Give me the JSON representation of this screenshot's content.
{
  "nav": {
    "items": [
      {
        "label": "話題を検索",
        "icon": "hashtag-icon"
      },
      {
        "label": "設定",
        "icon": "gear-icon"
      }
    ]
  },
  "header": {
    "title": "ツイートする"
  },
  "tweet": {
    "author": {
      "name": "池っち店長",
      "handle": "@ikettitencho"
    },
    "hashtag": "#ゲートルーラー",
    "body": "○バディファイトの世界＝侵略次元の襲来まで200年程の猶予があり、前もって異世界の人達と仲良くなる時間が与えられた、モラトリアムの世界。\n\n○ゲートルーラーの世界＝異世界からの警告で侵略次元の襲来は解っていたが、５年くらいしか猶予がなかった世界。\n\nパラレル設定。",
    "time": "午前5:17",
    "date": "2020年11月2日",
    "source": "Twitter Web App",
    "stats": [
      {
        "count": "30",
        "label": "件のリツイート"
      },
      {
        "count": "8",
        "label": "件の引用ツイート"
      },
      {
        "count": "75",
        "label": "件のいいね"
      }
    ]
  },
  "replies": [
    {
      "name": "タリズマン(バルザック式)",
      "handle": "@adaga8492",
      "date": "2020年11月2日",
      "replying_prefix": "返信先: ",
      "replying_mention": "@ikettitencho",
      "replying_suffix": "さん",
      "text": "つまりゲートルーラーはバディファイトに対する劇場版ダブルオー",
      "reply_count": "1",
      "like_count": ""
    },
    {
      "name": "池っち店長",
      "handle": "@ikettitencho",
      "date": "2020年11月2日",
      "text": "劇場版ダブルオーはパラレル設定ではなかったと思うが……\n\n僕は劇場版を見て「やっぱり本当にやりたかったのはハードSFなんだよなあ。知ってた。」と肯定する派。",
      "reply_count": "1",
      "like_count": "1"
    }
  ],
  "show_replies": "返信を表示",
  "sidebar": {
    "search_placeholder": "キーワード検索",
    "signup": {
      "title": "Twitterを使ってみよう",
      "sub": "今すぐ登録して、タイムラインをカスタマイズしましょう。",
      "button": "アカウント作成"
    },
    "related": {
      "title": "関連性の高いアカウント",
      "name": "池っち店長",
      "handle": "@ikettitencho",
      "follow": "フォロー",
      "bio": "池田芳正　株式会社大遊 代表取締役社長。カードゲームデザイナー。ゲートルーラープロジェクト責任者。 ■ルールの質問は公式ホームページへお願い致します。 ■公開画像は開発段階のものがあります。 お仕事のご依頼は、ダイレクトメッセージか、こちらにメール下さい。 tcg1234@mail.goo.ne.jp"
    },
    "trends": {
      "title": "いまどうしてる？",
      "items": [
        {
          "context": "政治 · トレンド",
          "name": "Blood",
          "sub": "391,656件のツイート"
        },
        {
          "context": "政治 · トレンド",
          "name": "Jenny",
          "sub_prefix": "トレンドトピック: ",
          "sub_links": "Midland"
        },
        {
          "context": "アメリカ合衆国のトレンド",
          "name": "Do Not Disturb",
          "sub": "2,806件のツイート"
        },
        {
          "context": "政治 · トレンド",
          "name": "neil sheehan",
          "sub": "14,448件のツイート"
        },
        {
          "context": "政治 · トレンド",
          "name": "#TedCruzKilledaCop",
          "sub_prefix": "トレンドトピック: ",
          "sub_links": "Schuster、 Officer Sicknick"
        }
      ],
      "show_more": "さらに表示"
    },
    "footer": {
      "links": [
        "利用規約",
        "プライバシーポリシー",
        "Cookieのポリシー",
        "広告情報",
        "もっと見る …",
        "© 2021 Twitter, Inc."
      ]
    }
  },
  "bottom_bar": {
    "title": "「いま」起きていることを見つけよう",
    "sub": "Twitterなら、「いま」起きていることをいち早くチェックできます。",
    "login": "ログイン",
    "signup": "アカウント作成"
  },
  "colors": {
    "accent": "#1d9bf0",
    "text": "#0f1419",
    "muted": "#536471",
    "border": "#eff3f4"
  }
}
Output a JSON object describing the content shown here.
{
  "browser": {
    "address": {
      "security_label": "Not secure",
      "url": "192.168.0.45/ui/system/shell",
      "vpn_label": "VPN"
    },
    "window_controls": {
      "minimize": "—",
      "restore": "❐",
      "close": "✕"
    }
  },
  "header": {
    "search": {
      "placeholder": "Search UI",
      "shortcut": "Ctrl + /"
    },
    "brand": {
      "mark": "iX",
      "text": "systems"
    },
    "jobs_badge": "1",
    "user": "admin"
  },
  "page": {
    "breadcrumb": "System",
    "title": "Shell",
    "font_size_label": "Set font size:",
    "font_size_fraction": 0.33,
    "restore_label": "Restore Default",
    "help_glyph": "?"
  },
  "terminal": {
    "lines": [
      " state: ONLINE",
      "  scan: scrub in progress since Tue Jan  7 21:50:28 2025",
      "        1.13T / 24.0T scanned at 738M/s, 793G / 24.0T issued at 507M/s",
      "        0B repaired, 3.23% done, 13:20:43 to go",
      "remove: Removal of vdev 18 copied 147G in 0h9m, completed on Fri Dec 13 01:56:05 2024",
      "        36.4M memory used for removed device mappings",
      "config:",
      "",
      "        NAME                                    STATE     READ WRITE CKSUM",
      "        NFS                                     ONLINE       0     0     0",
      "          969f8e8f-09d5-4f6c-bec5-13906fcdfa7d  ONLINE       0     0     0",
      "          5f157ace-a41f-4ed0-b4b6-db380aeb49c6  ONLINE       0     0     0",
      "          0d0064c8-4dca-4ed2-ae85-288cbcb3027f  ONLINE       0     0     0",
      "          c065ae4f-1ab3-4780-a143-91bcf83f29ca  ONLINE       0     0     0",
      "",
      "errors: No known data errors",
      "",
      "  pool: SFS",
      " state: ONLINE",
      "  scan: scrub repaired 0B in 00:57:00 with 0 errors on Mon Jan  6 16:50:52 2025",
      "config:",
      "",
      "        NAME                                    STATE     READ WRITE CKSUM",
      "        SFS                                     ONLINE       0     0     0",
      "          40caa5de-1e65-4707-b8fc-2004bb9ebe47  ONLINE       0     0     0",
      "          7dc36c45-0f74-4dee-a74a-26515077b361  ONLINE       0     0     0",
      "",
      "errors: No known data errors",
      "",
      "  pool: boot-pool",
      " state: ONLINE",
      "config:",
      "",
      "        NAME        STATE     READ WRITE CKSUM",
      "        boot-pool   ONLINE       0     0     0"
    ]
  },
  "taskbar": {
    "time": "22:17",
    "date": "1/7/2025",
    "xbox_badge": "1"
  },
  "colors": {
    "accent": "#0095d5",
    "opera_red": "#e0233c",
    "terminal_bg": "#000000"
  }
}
==================================================
Exercise requirements —
Quote the listing in full, please, keeping every line exact.

Answer to the exercise —
Give me the JSON representation of this screenshot's content.
{
  "nav": {
    "items": [
      {
        "label": "話題を検索",
        "icon": "hashtag-icon"
      },
      {
        "label": "設定",
        "icon": "gear-icon"
      }
    ]
  },
  "header": {
    "title": "ツイートする"
  },
  "tweet": {
    "author": {
      "name": "池っち店長",
      "handle": "@ikettitencho"
    },
    "hashtag": "#ゲートルーラー",
    "body": "○バディファイトの世界＝侵略次元の襲来まで200年程の猶予があり、前もって異世界の人達と仲良くなる時間が与えられた、モラトリアムの世界。\n\n○ゲートルーラーの世界＝異世界からの警告で侵略次元の襲来は解っていたが、５年くらいしか猶予がなかった世界。\n\nパラレル設定。",
    "time": "午前5:17",
    "date": "2020年11月2日",
    "source": "Twitter Web App",
    "stats": [
      {
        "count": "30",
        "label": "件のリツイート"
      },
      {
        "count": "8",
        "label": "件の引用ツイート"
      },
      {
        "count": "75",
        "label": "件のいいね"
      }
    ]
  },
  "replies": [
    {
      "name": "タリズマン(バルザック式)",
      "handle": "@adaga8492",
      "date": "2020年11月2日",
      "replying_prefix": "返信先: ",
      "replying_mention": "@ikettitencho",
      "replying_suffix": "さん",
      "text": "つまりゲートルーラーはバディファイトに対する劇場版ダブルオー",
      "reply_count": "1",
      "like_count": ""
    },
    {
      "name": "池っち店長",
      "handle": "@ikettitencho",
      "date": "2020年11月2日",
      "text": "劇場版ダブルオーはパラレル設定ではなかったと思うが……\n\n僕は劇場版を見て「やっぱり本当にやりたかったのはハードSFなんだよなあ。知ってた。」と肯定する派。",
      "reply_count": "1",
      "like_count": "1"
    }
  ],
  "show_replies": "返信を表示",
  "sidebar": {
    "search_placeholder": "キーワード検索",
    "signup": {
      "title": "Twitterを使ってみよう",
      "sub": "今すぐ登録して、タイムラインをカスタマイズしましょう。",
      "button": "アカウント作成"
    },
    "related": {
      "title": "関連性の高いアカウント",
      "name": "池っち店長",
      "handle": "@ikettitencho",
      "follow": "フォロー",
      "bio": "池田芳正　株式会社大遊 代表取締役社長。カードゲームデザイナー。ゲートルーラープロジェクト責任者。 ■ルールの質問は公式ホームページへお願い致します。 ■公開画像は開発段階のものがあります。 お仕事のご依頼は、ダイレクトメッセージか、こちらにメール下さい。 tcg1234@mail.goo.ne.jp"
    },
    "trends": {
      "title": "いまどうしてる？",
      "items": [
        {
          "context": "政治 · トレンド",
          "name": "Blood",
          "sub": "391,656件のツイート"
        },
        {
          "context": "政治 · トレンド",
          "name": "Jenny",
          "sub_prefix": "トレンドトピック: ",
          "sub_links": "Midland"
        },
        {
          "context": "アメリカ合衆国のトレンド",
          "name": "Do Not Disturb",
          "sub": "2,806件のツイート"
        },
        {
          "context": "政治 · トレンド",
          "name": "neil sheehan",
          "sub": "14,448件のツイート"
        },
        {
          "context": "政治 · トレンド",
          "name": "#TedCruzKilledaCop",
          "sub_prefix": "トレンドトピック: ",
          "sub_links": "Schuster、 Officer Sicknick"
        }
      ],
      "show_more": "さらに表示"
    },
    "footer": {
      "links": [
        "利用規約",
        "プライバシーポリシー",
        "Cookieのポリシー",
        "広告情報",
        "もっと見る …",
        "© 2021 Twitter, Inc."
      ]
    }
  },
  "bottom_bar": {
    "title": "「いま」起きていることを見つけよう",
    "sub": "Twitterなら、「いま」起きていることをいち早くチェックできます。",
    "login": "ログイン",
    "signup": "アカウント作成"
  },
  "colors": {
    "accent": "#1d9bf0",
    "text": "#0f1419",
    "muted": "#536471",
    "border": "#eff3f4"
  }
}
Output a JSON object describing the content shown here.
{
  "browser": {
    "address": {
      "security_label": "Not secure",
      "url": "192.168.0.45/ui/system/shell",
      "vpn_label": "VPN"
    },
    "window_controls": {
      "minimize": "—",
      "restore": "❐",
      "close": "✕"
    }
  },
  "header": {
    "search": {
      "placeholder": "Search UI",
      "shortcut": "Ctrl + /"
    },
    "brand": {
      "mark": "iX",
      "text": "systems"
    },
    "jobs_badge": "1",
    "user": "admin"
  },
  "page": {
    "breadcrumb": "System",
    "title": "Shell",
    "font_size_label": "Set font size:",
    "font_size_fraction": 0.33,
    "restore_label": "Restore Default",
    "help_glyph": "?"
  },
  "terminal": {
    "lines": [
      " state: ONLINE",
      "  scan: scrub in progress since Tue Jan  7 21:50:28 2025",
      "        1.13T / 24.0T scanned at 738M/s, 793G / 24.0T issued at 507M/s",
      "        0B repaired, 3.23% done, 13:20:43 to go",
      "remove: Removal of vdev 18 copied 147G in 0h9m, completed on Fri Dec 13 01:56:05 2024",
      "        36.4M memory used for removed device mappings",
      "config:",
      "",
      "        NAME                                    STATE     READ WRITE CKSUM",
      "        NFS                                     ONLINE       0     0     0",
      "          969f8e8f-09d5-4f6c-bec5-13906fcdfa7d  ONLINE       0     0     0",
      "          5f157ace-a41f-4ed0-b4b6-db380aeb49c6  ONLINE       0     0     0",
      "          0d0064c8-4dca-4ed2-ae85-288cbcb3027f  ONLINE       0     0     0",
      "          c065ae4f-1ab3-4780-a143-91bcf83f29ca  ONLINE       0     0     0",
      "",
      "errors: No known data errors",
      "",
      "  pool: SFS",
      " state: ONLINE",
      "  scan: scrub repaired 0B in 00:57:00 with 0 errors on Mon Jan  6 16:50:52 2025",
      "config:",
      "",
      "        NAME                                    STATE     READ WRITE CKSUM",
      "        SFS                                     ONLINE       0     0     0",
      "          40caa5de-1e65-4707-b8fc-2004bb9ebe47  ONLINE       0     0     0",
      "          7dc36c45-0f74-4dee-a74a-26515077b361  ONLINE       0     0     0",
      "",
      "errors: No known data errors",
      "",
      "  pool: boot-pool",
      " state: ONLINE",
      "config:",
      "",
      "        NAME        STATE     READ WRITE CKSUM",
      "        boot-pool   ONLINE       0     0     0"
    ]
  },
  "taskbar": {
    "time": "22:17",
    "date": "1/7/2025",
    "xbox_badge": "1"
  },
  "colors": {
    "accent": "#0095d5",
    "opera_red": "#e0233c",
    "terminal_bg": "#000000"
  }
}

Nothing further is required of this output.